Figure record extracts
>>>

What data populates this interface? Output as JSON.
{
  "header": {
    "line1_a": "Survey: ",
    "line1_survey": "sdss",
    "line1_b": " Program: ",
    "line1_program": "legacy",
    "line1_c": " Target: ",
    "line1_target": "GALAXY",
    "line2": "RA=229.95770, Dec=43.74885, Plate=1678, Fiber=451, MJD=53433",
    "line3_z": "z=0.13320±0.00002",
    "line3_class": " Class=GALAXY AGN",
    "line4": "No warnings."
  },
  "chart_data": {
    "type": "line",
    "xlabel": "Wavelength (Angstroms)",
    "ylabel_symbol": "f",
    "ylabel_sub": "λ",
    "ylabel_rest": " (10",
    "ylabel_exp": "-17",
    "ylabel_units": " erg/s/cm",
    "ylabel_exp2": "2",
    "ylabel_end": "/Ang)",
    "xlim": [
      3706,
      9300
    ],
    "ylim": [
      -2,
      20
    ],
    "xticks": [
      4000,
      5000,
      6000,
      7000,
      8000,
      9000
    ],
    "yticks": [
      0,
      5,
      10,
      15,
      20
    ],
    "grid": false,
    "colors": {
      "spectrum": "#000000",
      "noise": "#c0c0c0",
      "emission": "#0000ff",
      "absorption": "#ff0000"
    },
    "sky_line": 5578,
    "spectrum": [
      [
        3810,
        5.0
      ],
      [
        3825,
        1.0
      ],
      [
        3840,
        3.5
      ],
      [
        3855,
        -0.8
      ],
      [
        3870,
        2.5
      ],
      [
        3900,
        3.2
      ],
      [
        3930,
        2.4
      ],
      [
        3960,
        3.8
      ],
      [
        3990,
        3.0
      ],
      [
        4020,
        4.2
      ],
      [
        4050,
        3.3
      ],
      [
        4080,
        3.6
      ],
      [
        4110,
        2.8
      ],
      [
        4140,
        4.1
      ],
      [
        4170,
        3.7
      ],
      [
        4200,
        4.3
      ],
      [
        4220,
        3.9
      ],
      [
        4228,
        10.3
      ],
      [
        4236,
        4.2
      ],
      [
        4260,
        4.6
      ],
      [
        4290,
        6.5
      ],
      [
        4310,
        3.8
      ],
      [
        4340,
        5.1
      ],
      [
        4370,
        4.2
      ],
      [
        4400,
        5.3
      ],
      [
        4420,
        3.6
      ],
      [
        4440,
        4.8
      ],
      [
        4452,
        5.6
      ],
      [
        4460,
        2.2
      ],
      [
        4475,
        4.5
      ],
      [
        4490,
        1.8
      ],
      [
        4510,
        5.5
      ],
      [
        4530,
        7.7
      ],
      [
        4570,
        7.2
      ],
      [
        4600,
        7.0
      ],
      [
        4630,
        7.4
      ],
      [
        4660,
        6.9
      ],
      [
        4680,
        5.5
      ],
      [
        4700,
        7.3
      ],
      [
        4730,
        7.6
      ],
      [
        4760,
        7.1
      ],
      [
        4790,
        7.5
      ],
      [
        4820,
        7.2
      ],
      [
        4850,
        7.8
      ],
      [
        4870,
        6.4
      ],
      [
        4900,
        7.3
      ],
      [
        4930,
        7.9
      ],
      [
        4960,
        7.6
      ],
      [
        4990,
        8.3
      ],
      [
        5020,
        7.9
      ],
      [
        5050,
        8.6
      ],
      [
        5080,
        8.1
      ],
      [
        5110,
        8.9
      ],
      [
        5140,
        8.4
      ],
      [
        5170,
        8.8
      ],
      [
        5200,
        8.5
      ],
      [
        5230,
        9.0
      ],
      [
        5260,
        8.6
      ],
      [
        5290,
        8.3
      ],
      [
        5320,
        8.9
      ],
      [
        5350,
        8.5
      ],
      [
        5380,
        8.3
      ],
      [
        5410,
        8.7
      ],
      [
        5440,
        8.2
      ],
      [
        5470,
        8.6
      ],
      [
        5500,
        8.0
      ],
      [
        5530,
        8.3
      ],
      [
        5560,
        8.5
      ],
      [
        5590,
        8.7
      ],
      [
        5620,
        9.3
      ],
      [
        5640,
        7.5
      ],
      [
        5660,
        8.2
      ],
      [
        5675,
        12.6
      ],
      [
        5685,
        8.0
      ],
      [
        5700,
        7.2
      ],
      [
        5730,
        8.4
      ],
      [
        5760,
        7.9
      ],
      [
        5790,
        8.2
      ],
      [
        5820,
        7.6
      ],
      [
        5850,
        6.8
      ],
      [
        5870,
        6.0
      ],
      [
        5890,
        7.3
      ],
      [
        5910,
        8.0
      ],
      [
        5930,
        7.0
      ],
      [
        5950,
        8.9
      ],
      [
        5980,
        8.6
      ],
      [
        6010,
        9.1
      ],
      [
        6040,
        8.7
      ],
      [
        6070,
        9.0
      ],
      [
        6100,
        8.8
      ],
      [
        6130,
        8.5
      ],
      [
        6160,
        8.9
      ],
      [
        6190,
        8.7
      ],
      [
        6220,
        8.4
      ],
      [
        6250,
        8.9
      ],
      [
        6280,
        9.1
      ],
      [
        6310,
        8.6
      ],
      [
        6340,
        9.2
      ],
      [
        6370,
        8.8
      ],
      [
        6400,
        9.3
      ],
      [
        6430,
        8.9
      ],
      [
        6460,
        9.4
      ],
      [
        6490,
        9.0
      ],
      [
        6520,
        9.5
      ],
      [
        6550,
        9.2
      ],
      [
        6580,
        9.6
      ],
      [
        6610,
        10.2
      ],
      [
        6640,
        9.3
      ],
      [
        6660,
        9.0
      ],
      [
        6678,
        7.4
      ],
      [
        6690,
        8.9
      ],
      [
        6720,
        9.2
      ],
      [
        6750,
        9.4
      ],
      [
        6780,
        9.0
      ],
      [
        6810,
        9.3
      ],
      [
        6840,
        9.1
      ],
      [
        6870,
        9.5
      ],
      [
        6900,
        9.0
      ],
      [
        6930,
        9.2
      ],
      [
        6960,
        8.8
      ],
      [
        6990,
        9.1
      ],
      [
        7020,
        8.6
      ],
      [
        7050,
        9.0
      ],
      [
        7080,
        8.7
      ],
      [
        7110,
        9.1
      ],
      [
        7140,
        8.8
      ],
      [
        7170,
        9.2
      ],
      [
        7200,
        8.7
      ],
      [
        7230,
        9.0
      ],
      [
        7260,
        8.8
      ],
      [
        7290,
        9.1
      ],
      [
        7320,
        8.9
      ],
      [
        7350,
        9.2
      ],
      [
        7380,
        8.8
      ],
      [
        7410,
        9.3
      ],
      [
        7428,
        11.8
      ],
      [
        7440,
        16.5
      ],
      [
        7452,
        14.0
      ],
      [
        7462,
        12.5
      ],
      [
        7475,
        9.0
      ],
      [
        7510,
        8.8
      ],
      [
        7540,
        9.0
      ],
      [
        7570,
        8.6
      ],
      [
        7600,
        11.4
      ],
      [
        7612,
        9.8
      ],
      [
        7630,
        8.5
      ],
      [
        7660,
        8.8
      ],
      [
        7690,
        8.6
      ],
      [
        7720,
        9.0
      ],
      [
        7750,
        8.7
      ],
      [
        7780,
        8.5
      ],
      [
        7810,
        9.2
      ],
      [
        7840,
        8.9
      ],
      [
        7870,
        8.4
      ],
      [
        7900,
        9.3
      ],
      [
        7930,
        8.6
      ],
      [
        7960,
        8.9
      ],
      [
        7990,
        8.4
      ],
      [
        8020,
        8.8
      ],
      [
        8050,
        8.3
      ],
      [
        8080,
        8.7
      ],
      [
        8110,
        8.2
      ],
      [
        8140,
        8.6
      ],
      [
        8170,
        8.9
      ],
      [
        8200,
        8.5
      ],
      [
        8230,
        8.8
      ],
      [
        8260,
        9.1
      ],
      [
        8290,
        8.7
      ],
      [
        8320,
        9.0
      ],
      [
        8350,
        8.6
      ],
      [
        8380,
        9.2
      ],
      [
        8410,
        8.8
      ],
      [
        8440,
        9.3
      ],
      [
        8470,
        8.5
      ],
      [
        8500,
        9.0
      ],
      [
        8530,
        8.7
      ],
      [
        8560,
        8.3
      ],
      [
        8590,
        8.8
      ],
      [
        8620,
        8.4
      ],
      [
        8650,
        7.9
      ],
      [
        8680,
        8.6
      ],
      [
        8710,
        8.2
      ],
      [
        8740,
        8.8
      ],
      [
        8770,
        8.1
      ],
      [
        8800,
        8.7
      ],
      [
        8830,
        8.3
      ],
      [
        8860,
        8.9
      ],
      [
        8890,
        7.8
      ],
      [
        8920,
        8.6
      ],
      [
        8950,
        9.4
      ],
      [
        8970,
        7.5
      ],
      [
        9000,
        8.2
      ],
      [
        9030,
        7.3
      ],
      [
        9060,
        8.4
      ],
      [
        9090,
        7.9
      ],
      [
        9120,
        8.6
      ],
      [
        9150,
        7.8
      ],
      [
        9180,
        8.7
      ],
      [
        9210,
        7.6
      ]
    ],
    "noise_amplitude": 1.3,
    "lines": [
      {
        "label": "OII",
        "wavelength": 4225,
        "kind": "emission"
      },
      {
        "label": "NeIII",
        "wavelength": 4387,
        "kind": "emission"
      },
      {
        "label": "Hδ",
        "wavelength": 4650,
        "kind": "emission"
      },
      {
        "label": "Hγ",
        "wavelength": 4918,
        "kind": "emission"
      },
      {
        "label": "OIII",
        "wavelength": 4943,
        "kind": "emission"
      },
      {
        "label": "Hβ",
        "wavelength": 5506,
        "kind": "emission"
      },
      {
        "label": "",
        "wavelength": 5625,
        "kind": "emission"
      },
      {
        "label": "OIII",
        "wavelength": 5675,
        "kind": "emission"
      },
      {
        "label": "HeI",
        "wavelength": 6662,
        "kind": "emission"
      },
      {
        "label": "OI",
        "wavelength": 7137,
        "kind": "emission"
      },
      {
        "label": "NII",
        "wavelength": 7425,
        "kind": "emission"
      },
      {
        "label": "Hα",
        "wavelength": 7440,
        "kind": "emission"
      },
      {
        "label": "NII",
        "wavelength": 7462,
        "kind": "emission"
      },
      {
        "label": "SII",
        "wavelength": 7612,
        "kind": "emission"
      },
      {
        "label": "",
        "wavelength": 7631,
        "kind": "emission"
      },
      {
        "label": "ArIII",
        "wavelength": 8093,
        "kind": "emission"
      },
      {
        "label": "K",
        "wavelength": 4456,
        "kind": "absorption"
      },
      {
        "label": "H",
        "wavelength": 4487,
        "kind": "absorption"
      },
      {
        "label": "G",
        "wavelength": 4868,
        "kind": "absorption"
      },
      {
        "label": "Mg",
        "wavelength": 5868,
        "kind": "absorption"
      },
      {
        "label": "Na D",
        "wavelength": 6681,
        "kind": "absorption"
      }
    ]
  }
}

<<<

**YOUR OBJECTIVE:**
Copy all lines from the data that hold the word "GALAXY".

**RESPONSE TO THE TASK:**
    "line1_target": "GALAXY",
    "line3_class": " Class=GALAXY AGN",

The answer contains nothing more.